Transcribe only the part of the listing below that begins at the line containing "Convert this document image to plain text." and runs to its final line, keeping both ends.

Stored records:
***

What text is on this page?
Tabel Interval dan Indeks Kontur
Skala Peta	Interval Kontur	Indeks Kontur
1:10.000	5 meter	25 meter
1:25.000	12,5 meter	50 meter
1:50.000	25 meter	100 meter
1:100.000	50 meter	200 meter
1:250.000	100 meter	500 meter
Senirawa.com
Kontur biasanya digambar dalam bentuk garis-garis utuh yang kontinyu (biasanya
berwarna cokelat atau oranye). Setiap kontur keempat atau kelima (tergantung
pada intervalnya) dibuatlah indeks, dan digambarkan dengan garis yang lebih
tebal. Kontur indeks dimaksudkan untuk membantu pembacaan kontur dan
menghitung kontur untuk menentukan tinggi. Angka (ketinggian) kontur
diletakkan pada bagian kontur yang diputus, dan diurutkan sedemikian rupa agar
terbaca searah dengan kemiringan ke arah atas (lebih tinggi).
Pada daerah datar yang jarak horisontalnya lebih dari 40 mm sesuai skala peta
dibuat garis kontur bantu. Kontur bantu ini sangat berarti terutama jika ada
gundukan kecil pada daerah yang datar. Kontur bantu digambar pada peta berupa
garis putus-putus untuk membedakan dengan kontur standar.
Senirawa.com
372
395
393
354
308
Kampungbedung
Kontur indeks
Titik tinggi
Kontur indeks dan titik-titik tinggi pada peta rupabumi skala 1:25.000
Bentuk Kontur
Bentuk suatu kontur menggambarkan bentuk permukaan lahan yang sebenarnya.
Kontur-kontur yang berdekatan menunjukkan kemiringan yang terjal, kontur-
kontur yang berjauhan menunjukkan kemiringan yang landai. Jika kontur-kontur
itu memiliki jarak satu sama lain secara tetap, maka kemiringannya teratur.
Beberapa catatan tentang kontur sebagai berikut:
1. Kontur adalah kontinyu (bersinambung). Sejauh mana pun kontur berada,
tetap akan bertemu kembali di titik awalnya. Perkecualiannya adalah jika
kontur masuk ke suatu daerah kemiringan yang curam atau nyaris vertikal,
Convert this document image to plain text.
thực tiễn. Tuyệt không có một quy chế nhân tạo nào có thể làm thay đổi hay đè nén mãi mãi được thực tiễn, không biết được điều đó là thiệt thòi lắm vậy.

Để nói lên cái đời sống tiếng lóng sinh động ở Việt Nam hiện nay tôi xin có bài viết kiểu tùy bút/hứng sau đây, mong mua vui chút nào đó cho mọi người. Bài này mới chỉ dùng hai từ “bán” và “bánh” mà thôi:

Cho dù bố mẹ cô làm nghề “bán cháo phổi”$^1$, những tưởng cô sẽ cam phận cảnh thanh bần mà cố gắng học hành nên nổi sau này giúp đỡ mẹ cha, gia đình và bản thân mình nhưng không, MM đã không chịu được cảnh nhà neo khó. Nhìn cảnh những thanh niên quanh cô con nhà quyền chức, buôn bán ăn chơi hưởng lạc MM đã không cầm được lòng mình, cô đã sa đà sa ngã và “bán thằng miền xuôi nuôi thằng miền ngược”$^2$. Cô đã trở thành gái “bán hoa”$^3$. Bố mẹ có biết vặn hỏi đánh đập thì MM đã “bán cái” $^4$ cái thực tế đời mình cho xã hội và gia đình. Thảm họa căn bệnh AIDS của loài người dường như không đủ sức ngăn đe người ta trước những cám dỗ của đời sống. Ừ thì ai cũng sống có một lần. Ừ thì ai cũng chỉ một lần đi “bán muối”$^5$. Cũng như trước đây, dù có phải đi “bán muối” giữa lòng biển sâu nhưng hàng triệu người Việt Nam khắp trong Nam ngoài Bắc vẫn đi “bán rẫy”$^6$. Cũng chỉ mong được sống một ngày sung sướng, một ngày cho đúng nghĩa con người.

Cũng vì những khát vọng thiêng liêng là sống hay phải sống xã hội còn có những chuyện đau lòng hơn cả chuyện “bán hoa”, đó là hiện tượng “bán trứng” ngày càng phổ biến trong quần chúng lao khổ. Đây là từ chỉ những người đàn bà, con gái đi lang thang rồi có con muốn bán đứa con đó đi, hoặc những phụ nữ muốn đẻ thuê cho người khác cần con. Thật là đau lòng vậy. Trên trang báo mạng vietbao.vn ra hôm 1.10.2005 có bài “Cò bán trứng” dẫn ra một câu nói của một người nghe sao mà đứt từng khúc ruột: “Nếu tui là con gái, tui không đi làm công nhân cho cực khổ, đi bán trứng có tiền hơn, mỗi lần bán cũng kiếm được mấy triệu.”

***

Reply:
Convert this document image to plain text.
thực tiễn. Tuyệt không có một quy chế nhân tạo nào có thể làm thay đổi hay đè nén mãi mãi được thực tiễn, không biết được điều đó là thiệt thòi lắm vậy.

Để nói lên cái đời sống tiếng lóng sinh động ở Việt Nam hiện nay tôi xin có bài viết kiểu tùy bút/hứng sau đây, mong mua vui chút nào đó cho mọi người. Bài này mới chỉ dùng hai từ “bán” và “bánh” mà thôi:

Cho dù bố mẹ cô làm nghề “bán cháo phổi”$^1$, những tưởng cô sẽ cam phận cảnh thanh bần mà cố gắng học hành nên nổi sau này giúp đỡ mẹ cha, gia đình và bản thân mình nhưng không, MM đã không chịu được cảnh nhà neo khó. Nhìn cảnh những thanh niên quanh cô con nhà quyền chức, buôn bán ăn chơi hưởng lạc MM đã không cầm được lòng mình, cô đã sa đà sa ngã và “bán thằng miền xuôi nuôi thằng miền ngược”$^2$. Cô đã trở thành gái “bán hoa”$^3$. Bố mẹ có biết vặn hỏi đánh đập thì MM đã “bán cái” $^4$ cái thực tế đời mình cho xã hội và gia đình. Thảm họa căn bệnh AIDS của loài người dường như không đủ sức ngăn đe người ta trước những cám dỗ của đời sống. Ừ thì ai cũng sống có một lần. Ừ thì ai cũng chỉ một lần đi “bán muối”$^5$. Cũng như trước đây, dù có phải đi “bán muối” giữa lòng biển sâu nhưng hàng triệu người Việt Nam khắp trong Nam ngoài Bắc vẫn đi “bán rẫy”$^6$. Cũng chỉ mong được sống một ngày sung sướng, một ngày cho đúng nghĩa con người.

Cũng vì những khát vọng thiêng liêng là sống hay phải sống xã hội còn có những chuyện đau lòng hơn cả chuyện “bán hoa”, đó là hiện tượng “bán trứng” ngày càng phổ biến trong quần chúng lao khổ. Đây là từ chỉ những người đàn bà, con gái đi lang thang rồi có con muốn bán đứa con đó đi, hoặc những phụ nữ muốn đẻ thuê cho người khác cần con. Thật là đau lòng vậy. Trên trang báo mạng vietbao.vn ra hôm 1.10.2005 có bài “Cò bán trứng” dẫn ra một câu nói của một người nghe sao mà đứt từng khúc ruột: “Nếu tui là con gái, tui không đi làm công nhân cho cực khổ, đi bán trứng có tiền hơn, mỗi lần bán cũng kiếm được mấy triệu.”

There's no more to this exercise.